PROBLEM STATEMENT ::
Copy the records word for word, from their first line through the line that contains "x-tick-label: -50 xyxy=(405,665,429,678)", including both ends.

RECORDED DATA ::

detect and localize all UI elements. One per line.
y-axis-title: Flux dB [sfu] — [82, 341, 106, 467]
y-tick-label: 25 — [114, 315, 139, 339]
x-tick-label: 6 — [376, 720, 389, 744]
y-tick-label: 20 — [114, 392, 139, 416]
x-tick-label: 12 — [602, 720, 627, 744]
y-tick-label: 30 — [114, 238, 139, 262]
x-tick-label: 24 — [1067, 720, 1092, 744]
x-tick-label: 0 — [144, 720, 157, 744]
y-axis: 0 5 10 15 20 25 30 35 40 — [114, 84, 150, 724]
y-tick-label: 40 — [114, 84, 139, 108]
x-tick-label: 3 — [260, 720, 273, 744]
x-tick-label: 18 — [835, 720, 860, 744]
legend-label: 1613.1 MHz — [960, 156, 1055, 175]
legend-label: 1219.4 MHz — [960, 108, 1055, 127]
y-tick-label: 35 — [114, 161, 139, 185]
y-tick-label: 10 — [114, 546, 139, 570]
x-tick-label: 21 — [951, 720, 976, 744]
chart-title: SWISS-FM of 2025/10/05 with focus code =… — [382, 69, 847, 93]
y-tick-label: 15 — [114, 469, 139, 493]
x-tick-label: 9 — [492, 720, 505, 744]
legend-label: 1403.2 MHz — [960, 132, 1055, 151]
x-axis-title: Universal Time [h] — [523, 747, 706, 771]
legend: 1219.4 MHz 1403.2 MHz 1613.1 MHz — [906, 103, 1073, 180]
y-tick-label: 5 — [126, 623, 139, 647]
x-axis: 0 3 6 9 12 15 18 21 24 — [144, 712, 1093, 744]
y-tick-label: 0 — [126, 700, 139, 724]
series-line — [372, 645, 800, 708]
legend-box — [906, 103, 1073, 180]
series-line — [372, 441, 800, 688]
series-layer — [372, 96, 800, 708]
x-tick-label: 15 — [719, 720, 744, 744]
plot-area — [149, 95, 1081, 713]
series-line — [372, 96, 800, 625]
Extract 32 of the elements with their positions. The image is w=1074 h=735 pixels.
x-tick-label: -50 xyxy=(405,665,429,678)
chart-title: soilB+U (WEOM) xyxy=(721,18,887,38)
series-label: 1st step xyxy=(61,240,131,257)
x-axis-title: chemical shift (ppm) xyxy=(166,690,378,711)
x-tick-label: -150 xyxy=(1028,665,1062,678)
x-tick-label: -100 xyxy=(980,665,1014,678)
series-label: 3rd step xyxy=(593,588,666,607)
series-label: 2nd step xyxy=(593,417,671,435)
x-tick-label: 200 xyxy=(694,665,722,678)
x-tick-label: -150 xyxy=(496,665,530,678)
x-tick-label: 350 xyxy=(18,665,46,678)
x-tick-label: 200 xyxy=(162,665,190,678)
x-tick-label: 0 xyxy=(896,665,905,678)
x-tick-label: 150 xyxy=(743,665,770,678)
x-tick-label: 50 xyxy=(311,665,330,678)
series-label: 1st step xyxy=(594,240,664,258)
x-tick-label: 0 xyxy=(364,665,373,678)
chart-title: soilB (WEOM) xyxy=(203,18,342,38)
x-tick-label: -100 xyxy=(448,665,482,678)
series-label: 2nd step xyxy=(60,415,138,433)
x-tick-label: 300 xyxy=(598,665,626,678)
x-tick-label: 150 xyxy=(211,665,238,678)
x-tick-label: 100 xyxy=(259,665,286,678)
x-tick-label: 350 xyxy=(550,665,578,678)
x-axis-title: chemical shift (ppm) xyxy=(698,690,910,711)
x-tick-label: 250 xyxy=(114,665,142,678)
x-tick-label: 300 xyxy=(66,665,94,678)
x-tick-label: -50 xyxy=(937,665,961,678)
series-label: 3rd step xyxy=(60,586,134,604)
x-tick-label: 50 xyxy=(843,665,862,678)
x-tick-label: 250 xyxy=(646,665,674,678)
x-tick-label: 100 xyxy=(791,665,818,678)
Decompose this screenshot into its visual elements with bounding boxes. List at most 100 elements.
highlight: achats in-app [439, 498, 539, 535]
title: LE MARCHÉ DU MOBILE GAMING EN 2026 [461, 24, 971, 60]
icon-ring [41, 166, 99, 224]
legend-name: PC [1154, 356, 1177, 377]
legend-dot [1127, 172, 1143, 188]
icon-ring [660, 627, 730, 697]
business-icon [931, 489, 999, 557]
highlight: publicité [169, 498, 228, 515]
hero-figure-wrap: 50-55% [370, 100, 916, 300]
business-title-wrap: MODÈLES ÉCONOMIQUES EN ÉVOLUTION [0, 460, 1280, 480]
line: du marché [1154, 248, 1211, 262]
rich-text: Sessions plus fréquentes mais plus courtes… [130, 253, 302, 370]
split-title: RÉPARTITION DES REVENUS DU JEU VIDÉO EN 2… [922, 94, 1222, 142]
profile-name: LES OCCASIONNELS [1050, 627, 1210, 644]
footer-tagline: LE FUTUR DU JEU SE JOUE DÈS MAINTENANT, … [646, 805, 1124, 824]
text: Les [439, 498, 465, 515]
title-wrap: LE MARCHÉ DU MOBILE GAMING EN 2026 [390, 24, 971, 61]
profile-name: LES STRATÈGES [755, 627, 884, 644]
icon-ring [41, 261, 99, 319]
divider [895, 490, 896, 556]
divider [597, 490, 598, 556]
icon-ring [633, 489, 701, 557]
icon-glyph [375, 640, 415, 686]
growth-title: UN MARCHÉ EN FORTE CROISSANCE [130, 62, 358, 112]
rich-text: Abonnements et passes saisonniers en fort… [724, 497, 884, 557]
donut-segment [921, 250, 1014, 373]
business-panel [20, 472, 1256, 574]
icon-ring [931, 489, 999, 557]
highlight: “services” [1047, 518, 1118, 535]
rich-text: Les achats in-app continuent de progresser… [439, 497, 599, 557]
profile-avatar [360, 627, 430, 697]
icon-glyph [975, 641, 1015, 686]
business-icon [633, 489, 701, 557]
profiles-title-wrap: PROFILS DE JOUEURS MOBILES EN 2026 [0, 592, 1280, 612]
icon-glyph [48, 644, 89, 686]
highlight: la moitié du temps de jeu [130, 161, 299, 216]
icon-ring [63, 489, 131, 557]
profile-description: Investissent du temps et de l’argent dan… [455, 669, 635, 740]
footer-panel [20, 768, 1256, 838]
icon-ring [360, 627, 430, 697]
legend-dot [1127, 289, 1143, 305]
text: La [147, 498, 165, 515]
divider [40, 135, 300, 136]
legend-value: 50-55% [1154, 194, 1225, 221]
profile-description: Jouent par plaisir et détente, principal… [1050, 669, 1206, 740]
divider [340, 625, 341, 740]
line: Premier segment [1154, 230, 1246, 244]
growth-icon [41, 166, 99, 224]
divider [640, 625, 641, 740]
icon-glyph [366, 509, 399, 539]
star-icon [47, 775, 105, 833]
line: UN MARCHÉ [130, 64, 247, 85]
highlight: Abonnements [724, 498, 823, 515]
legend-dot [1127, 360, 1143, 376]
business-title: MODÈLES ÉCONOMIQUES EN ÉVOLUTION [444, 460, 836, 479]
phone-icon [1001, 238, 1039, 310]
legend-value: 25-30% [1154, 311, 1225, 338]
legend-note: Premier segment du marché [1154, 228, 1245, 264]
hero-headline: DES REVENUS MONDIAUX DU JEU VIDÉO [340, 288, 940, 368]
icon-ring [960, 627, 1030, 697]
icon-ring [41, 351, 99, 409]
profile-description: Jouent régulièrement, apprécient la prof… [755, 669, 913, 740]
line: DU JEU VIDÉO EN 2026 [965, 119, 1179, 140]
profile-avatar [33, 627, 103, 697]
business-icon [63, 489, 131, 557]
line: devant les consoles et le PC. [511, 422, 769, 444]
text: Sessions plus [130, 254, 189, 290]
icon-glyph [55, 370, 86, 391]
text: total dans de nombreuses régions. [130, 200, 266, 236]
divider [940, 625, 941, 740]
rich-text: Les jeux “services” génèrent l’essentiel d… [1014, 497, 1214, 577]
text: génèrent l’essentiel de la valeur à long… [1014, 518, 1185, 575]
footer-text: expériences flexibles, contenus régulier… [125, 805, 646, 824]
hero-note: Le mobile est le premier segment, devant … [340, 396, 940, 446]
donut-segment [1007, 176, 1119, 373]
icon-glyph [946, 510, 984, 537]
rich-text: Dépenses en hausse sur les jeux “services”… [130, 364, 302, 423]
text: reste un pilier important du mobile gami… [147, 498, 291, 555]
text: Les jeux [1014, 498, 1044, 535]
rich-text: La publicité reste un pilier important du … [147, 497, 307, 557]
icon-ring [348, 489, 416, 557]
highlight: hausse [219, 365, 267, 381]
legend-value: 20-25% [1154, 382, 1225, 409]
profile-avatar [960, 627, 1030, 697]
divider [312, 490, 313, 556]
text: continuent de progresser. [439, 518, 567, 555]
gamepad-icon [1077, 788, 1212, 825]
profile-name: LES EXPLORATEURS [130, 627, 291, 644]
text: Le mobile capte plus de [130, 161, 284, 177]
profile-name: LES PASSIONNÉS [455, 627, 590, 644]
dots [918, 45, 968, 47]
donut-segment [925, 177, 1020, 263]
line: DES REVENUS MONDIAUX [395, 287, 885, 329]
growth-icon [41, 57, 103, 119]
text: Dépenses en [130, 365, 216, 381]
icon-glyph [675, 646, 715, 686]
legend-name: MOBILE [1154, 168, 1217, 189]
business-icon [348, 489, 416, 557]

EXPECTED OUTPUT ::
detect and localize all UI elements. One per line.
y-axis-title: Flux dB [sfu] — [82, 341, 106, 467]
y-tick-label: 25 — [114, 315, 139, 339]
x-tick-label: 6 — [376, 720, 389, 744]
y-tick-label: 20 — [114, 392, 139, 416]
x-tick-label: 12 — [602, 720, 627, 744]
y-tick-label: 30 — [114, 238, 139, 262]
x-tick-label: 24 — [1067, 720, 1092, 744]
x-tick-label: 0 — [144, 720, 157, 744]
y-axis: 0 5 10 15 20 25 30 35 40 — [114, 84, 150, 724]
y-tick-label: 40 — [114, 84, 139, 108]
x-tick-label: 3 — [260, 720, 273, 744]
x-tick-label: 18 — [835, 720, 860, 744]
legend-label: 1613.1 MHz — [960, 156, 1055, 175]
legend-label: 1219.4 MHz — [960, 108, 1055, 127]
y-tick-label: 35 — [114, 161, 139, 185]
y-tick-label: 10 — [114, 546, 139, 570]
x-tick-label: 21 — [951, 720, 976, 744]
chart-title: SWISS-FM of 2025/10/05 with focus code =… — [382, 69, 847, 93]
y-tick-label: 15 — [114, 469, 139, 493]
x-tick-label: 9 — [492, 720, 505, 744]
legend-label: 1403.2 MHz — [960, 132, 1055, 151]
x-axis-title: Universal Time [h] — [523, 747, 706, 771]
legend: 1219.4 MHz 1403.2 MHz 1613.1 MHz — [906, 103, 1073, 180]
y-tick-label: 5 — [126, 623, 139, 647]
x-axis: 0 3 6 9 12 15 18 21 24 — [144, 712, 1093, 744]
y-tick-label: 0 — [126, 700, 139, 724]
series-line — [372, 645, 800, 708]
legend-box — [906, 103, 1073, 180]
series-line — [372, 441, 800, 688]
series-layer — [372, 96, 800, 708]
x-tick-label: 15 — [719, 720, 744, 744]
plot-area — [149, 95, 1081, 713]
series-line — [372, 96, 800, 625]
Extract 32 of the elements with their positions. The image is w=1074 h=735 pixels.
x-tick-label: -50 xyxy=(405,665,429,678)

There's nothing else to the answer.